[BEGIN TASK INPUT]

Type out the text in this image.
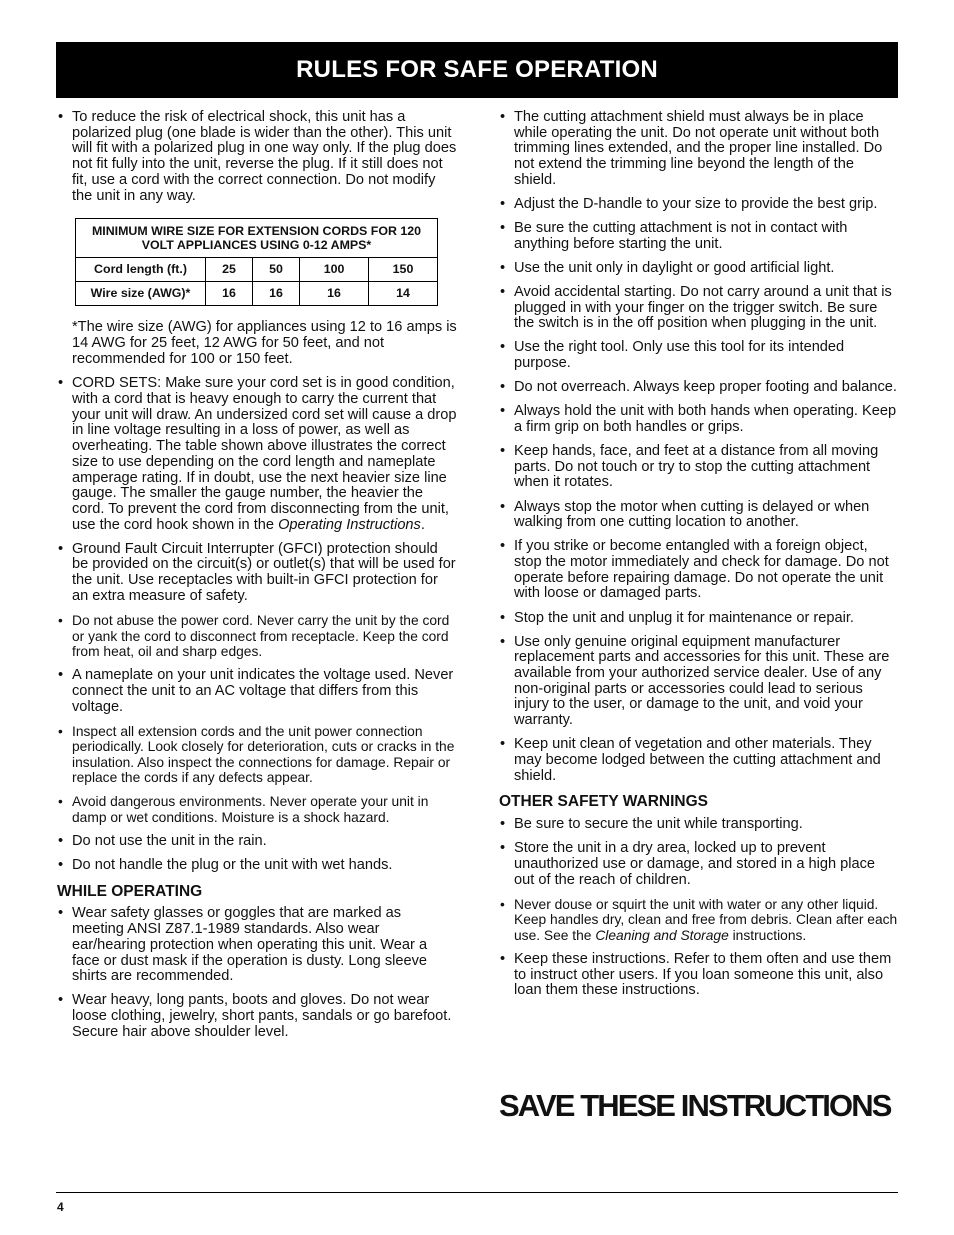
RULES FOR SAFE OPERATION
• To reduce the risk of electrical shock, this unit has a polarized plug (one blade is wider than the other). This unit will fit with a polarized plug in one way only. If the plug does not fit fully into the unit, reverse the plug. If it still does not fit, use a cord with the correct connection. Do not modify the unit in any way.
MINIMUM WIRE SIZE FOR EXTENSION CORDS FOR 120 VOLT APPLIANCES USING 0-12 AMPS*				
Cord length (ft.)	25	50	100	150
Wire size (AWG)*	16	16	16	14
*The wire size (AWG) for appliances using 12 to 16 amps is 14 AWG for 25 feet, 12 AWG for 50 feet, and not recommended for 100 or 150 feet.
• CORD SETS: Make sure your cord set is in good condition, with a cord that is heavy enough to carry the current that your unit will draw. An undersized cord set will cause a drop in line voltage resulting in a loss of power, as well as overheating. The table shown above illustrates the correct size to use depending on the cord length and nameplate amperage rating. If in doubt, use the next heavier size line gauge. The smaller the gauge number, the heavier the cord. To prevent the cord from disconnecting from the unit, use the cord hook shown in the Operating Instructions.
• Ground Fault Circuit Interrupter (GFCI) protection should be provided on the circuit(s) or outlet(s) that will be used for the unit. Use receptacles with built-in GFCI protection for an extra measure of safety.
• Do not abuse the power cord. Never carry the unit by the cord or yank the cord to disconnect from receptacle. Keep the cord from heat, oil and sharp edges.
• A nameplate on your unit indicates the voltage used. Never connect the unit to an AC voltage that differs from this voltage.
• Inspect all extension cords and the unit power connection periodically. Look closely for deterioration, cuts or cracks in the insulation. Also inspect the connections for damage. Repair or replace the cords if any defects appear.
• Avoid dangerous environments. Never operate your unit in damp or wet conditions. Moisture is a shock hazard.
• Do not use the unit in the rain.
• Do not handle the plug or the unit with wet hands.
WHILE OPERATING
• Wear safety glasses or goggles that are marked as meeting ANSI Z87.1-1989 standards. Also wear ear/hearing protection when operating this unit. Wear a face or dust mask if the operation is dusty. Long sleeve shirts are recommended.
• Wear heavy, long pants, boots and gloves. Do not wear loose clothing, jewelry, short pants, sandals or go barefoot. Secure hair above shoulder level.
• The cutting attachment shield must always be in place while operating the unit. Do not operate unit without both trimming lines extended, and the proper line installed. Do not extend the trimming line beyond the length of the shield.
• Adjust the D-handle to your size to provide the best grip.
• Be sure the cutting attachment is not in contact with anything before starting the unit.
• Use the unit only in daylight or good artificial light.
• Avoid accidental starting. Do not carry around a unit that is plugged in with your finger on the trigger switch. Be sure the switch is in the off position when plugging in the unit.
• Use the right tool. Only use this tool for its intended purpose.
• Do not overreach. Always keep proper footing and balance.
• Always hold the unit with both hands when operating. Keep a firm grip on both handles or grips.
• Keep hands, face, and feet at a distance from all moving parts. Do not touch or try to stop the cutting attachment when it rotates.
• Always stop the motor when cutting is delayed or when walking from one cutting location to another.
• If you strike or become entangled with a foreign object, stop the motor immediately and check for damage. Do not operate before repairing damage. Do not operate the unit with loose or damaged parts.
• Stop the unit and unplug it for maintenance or repair.
• Use only genuine original equipment manufacturer replacement parts and accessories for this unit. These are available from your authorized service dealer. Use of any non-original parts or accessories could lead to serious injury to the user, or damage to the unit, and void your warranty.
• Keep unit clean of vegetation and other materials. They may become lodged between the cutting attachment and shield.
OTHER SAFETY WARNINGS
• Be sure to secure the unit while transporting.
• Store the unit in a dry area, locked up to prevent unauthorized use or damage, and stored in a high place out of the reach of children.
• Never douse or squirt the unit with water or any other liquid. Keep handles dry, clean and free from debris. Clean after each use. See the Cleaning and Storage instructions.
• Keep these instructions. Refer to them often and use them to instruct other users. If you loan someone this unit, also loan them these instructions.
SAVE THESE INSTRUCTIONS
4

[END TASK INPUT]

**CHALLENGE:**
From the material above, copy everything exactly but the pictures.

**COMPLETE RESPONSE:**
Type out the text in this image.
RULES FOR SAFE OPERATION
• To reduce the risk of electrical shock, this unit has a polarized plug (one blade is wider than the other). This unit will fit with a polarized plug in one way only. If the plug does not fit fully into the unit, reverse the plug. If it still does not fit, use a cord with the correct connection. Do not modify the unit in any way.
MINIMUM WIRE SIZE FOR EXTENSION CORDS FOR 120 VOLT APPLIANCES USING 0-12 AMPS*				
Cord length (ft.)	25	50	100	150
Wire size (AWG)*	16	16	16	14
*The wire size (AWG) for appliances using 12 to 16 amps is 14 AWG for 25 feet, 12 AWG for 50 feet, and not recommended for 100 or 150 feet.
• CORD SETS: Make sure your cord set is in good condition, with a cord that is heavy enough to carry the current that your unit will draw. An undersized cord set will cause a drop in line voltage resulting in a loss of power, as well as overheating. The table shown above illustrates the correct size to use depending on the cord length and nameplate amperage rating. If in doubt, use the next heavier size line gauge. The smaller the gauge number, the heavier the cord. To prevent the cord from disconnecting from the unit, use the cord hook shown in the Operating Instructions.
• Ground Fault Circuit Interrupter (GFCI) protection should be provided on the circuit(s) or outlet(s) that will be used for the unit. Use receptacles with built-in GFCI protection for an extra measure of safety.
• Do not abuse the power cord. Never carry the unit by the cord or yank the cord to disconnect from receptacle. Keep the cord from heat, oil and sharp edges.
• A nameplate on your unit indicates the voltage used. Never connect the unit to an AC voltage that differs from this voltage.
• Inspect all extension cords and the unit power connection periodically. Look closely for deterioration, cuts or cracks in the insulation. Also inspect the connections for damage. Repair or replace the cords if any defects appear.
• Avoid dangerous environments. Never operate your unit in damp or wet conditions. Moisture is a shock hazard.
• Do not use the unit in the rain.
• Do not handle the plug or the unit with wet hands.
WHILE OPERATING
• Wear safety glasses or goggles that are marked as meeting ANSI Z87.1-1989 standards. Also wear ear/hearing protection when operating this unit. Wear a face or dust mask if the operation is dusty. Long sleeve shirts are recommended.
• Wear heavy, long pants, boots and gloves. Do not wear loose clothing, jewelry, short pants, sandals or go barefoot. Secure hair above shoulder level.
• The cutting attachment shield must always be in place while operating the unit. Do not operate unit without both trimming lines extended, and the proper line installed. Do not extend the trimming line beyond the length of the shield.
• Adjust the D-handle to your size to provide the best grip.
• Be sure the cutting attachment is not in contact with anything before starting the unit.
• Use the unit only in daylight or good artificial light.
• Avoid accidental starting. Do not carry around a unit that is plugged in with your finger on the trigger switch. Be sure the switch is in the off position when plugging in the unit.
• Use the right tool. Only use this tool for its intended purpose.
• Do not overreach. Always keep proper footing and balance.
• Always hold the unit with both hands when operating. Keep a firm grip on both handles or grips.
• Keep hands, face, and feet at a distance from all moving parts. Do not touch or try to stop the cutting attachment when it rotates.
• Always stop the motor when cutting is delayed or when walking from one cutting location to another.
• If you strike or become entangled with a foreign object, stop the motor immediately and check for damage. Do not operate before repairing damage. Do not operate the unit with loose or damaged parts.
• Stop the unit and unplug it for maintenance or repair.
• Use only genuine original equipment manufacturer replacement parts and accessories for this unit. These are available from your authorized service dealer. Use of any non-original parts or accessories could lead to serious injury to the user, or damage to the unit, and void your warranty.
• Keep unit clean of vegetation and other materials. They may become lodged between the cutting attachment and shield.
OTHER SAFETY WARNINGS
• Be sure to secure the unit while transporting.
• Store the unit in a dry area, locked up to prevent unauthorized use or damage, and stored in a high place out of the reach of children.
• Never douse or squirt the unit with water or any other liquid. Keep handles dry, clean and free from debris. Clean after each use. See the Cleaning and Storage instructions.
• Keep these instructions. Refer to them often and use them to instruct other users. If you loan someone this unit, also loan them these instructions.
SAVE THESE INSTRUCTIONS
4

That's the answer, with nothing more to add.